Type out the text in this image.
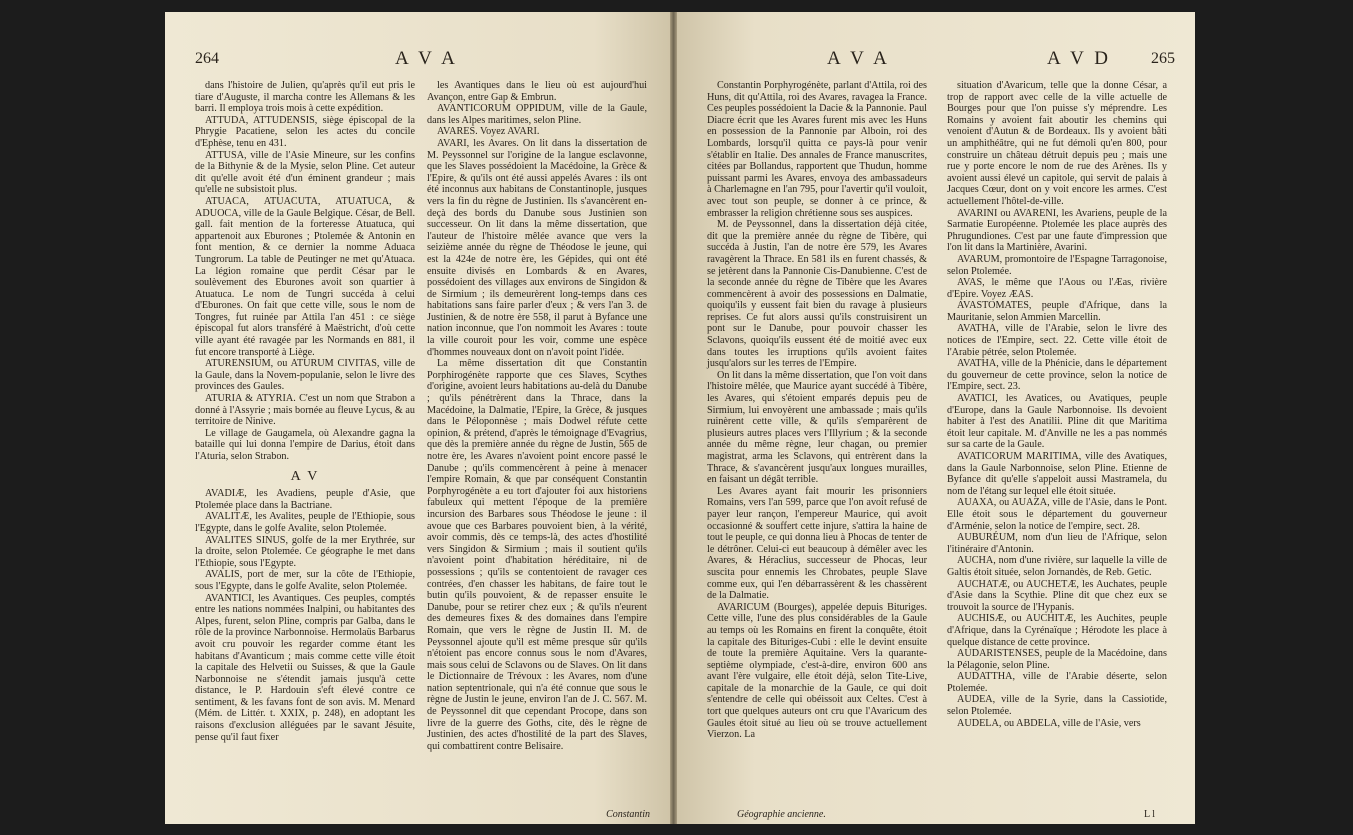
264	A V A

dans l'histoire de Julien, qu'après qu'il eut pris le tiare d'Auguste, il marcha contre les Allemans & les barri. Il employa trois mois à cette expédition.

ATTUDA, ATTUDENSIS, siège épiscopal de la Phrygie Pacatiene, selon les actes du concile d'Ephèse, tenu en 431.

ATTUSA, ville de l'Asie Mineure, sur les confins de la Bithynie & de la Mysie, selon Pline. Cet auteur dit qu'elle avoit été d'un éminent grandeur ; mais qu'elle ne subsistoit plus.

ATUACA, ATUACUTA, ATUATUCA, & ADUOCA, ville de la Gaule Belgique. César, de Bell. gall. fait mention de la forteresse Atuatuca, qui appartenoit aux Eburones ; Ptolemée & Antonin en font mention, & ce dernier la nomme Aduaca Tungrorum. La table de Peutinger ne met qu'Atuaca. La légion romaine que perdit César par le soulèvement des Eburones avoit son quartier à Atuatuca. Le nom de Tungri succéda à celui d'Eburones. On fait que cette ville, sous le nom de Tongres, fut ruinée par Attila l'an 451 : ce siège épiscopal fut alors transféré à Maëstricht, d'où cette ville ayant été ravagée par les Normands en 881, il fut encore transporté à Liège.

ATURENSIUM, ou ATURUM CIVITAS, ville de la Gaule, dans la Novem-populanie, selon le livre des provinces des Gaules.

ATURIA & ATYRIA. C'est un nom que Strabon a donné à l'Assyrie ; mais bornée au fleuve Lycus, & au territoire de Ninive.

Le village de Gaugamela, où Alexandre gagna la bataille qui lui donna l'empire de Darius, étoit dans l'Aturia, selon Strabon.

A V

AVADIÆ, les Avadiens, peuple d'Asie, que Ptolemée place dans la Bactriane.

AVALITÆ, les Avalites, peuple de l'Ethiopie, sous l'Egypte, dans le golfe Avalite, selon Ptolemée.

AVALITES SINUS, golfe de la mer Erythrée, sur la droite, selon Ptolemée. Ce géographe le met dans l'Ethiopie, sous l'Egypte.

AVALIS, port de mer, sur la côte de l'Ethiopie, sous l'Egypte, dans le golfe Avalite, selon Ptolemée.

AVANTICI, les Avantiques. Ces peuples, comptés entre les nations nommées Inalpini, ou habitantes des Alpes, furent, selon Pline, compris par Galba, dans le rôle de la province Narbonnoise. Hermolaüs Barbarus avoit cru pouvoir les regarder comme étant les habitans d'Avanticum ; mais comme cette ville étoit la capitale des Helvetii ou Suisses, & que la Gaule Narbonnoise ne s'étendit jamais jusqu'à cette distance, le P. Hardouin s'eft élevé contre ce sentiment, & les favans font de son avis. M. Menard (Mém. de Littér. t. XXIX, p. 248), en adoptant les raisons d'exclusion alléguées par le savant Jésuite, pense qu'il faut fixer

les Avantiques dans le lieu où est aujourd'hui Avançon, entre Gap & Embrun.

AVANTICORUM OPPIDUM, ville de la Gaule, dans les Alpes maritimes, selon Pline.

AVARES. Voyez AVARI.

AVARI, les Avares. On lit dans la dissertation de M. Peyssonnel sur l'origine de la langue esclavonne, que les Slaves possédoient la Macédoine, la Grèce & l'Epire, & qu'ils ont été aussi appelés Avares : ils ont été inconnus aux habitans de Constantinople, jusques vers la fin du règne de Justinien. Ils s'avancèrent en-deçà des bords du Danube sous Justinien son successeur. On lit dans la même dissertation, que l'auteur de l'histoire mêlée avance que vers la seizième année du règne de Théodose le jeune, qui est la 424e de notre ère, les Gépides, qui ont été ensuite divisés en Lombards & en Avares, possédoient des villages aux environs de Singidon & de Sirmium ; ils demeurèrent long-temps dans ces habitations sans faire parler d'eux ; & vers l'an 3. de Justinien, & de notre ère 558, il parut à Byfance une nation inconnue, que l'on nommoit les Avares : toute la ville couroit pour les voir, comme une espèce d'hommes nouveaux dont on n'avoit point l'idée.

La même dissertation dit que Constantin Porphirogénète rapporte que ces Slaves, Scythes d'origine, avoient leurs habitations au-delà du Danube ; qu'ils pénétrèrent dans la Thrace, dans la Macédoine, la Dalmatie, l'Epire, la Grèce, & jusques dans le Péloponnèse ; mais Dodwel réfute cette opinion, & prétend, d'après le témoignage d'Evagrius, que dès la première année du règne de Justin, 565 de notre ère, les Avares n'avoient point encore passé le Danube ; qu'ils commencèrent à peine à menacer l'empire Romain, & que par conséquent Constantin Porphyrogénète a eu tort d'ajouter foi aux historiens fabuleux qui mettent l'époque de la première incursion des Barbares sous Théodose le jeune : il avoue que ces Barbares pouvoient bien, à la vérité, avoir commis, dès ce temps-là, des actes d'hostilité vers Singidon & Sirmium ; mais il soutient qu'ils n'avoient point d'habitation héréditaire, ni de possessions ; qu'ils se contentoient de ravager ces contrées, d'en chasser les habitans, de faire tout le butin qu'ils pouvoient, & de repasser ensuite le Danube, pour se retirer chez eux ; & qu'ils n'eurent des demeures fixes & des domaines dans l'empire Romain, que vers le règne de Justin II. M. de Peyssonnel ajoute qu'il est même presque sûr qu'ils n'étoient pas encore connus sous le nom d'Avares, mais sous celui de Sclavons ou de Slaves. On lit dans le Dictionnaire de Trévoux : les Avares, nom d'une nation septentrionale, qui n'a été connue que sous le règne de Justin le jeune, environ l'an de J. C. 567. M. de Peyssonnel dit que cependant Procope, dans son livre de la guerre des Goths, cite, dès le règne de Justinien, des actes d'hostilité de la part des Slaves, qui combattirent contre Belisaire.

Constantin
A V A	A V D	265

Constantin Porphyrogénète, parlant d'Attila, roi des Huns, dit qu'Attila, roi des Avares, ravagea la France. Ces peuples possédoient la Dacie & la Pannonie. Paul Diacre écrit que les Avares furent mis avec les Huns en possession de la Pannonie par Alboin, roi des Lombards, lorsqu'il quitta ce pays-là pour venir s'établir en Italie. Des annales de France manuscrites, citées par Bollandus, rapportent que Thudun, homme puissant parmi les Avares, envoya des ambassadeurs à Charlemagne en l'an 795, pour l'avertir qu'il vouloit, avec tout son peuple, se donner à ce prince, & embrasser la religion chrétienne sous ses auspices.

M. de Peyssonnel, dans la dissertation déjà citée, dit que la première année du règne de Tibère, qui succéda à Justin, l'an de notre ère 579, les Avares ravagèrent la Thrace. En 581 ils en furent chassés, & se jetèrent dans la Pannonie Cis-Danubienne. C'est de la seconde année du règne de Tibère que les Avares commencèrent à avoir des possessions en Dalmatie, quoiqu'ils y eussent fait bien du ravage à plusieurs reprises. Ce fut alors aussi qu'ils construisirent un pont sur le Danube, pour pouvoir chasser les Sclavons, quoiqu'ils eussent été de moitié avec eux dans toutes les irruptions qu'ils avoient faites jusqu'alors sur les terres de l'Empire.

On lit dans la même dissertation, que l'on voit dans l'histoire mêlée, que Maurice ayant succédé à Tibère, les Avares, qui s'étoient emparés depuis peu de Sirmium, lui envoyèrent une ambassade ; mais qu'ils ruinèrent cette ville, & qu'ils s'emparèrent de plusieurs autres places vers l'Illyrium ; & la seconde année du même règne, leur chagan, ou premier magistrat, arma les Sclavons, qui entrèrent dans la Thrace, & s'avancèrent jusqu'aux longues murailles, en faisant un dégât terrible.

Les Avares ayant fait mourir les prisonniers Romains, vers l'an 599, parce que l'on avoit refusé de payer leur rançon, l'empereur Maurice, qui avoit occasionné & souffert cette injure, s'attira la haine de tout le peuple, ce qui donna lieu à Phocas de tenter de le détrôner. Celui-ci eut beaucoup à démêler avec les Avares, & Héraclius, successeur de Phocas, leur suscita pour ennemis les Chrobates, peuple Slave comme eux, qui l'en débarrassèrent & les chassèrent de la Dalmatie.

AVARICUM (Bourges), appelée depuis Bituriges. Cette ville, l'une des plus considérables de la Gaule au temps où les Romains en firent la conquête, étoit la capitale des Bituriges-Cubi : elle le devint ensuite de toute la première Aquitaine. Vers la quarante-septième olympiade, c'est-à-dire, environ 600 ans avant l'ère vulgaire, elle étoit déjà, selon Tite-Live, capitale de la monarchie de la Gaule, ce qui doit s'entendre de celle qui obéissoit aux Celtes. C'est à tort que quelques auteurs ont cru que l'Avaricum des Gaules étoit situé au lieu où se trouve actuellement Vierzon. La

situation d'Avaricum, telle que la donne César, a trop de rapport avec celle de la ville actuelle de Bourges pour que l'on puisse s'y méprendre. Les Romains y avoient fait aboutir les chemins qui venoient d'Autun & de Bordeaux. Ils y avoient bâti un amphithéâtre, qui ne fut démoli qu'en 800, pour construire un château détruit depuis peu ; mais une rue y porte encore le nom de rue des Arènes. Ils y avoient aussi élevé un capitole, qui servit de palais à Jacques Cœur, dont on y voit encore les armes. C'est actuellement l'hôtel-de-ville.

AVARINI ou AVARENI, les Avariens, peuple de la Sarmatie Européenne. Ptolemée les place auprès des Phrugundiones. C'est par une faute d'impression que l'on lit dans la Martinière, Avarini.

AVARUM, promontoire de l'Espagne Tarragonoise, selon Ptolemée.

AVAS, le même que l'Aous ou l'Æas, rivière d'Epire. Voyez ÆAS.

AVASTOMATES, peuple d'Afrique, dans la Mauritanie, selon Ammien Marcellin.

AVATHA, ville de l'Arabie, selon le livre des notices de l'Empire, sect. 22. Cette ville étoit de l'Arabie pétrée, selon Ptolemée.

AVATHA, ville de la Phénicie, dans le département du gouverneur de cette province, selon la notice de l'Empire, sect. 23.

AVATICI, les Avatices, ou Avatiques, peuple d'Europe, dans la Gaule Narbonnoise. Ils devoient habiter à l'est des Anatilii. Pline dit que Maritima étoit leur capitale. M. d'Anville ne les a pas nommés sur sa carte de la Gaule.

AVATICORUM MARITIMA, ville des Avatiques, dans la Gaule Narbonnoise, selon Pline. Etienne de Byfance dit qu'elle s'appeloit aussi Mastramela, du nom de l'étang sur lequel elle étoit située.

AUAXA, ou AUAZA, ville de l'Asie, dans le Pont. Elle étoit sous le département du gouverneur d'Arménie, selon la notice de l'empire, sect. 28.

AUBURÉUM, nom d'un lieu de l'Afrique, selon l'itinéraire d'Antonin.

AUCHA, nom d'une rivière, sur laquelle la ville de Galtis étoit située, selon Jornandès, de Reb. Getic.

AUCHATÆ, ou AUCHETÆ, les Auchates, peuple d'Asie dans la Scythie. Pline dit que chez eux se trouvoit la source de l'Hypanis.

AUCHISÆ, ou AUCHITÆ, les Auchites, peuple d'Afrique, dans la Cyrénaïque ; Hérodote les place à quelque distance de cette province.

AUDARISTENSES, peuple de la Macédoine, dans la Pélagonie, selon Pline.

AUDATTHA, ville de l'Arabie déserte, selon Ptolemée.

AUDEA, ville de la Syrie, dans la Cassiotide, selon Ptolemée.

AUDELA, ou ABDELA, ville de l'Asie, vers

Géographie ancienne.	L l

### Stated goal
Filter out all lines lacking the word "située" and copy the rest.

### Final answer
AVATICORUM MARITIMA, ville des Avatiques, dans la Gaule Narbonnoise, selon Pline. Etienne de Byfance dit qu'elle s'appeloit aussi Mastramela, du nom de l'étang sur lequel elle étoit située.
AUCHA, nom d'une rivière, sur laquelle la ville de Galtis étoit située, selon Jornandès, de Reb. Getic.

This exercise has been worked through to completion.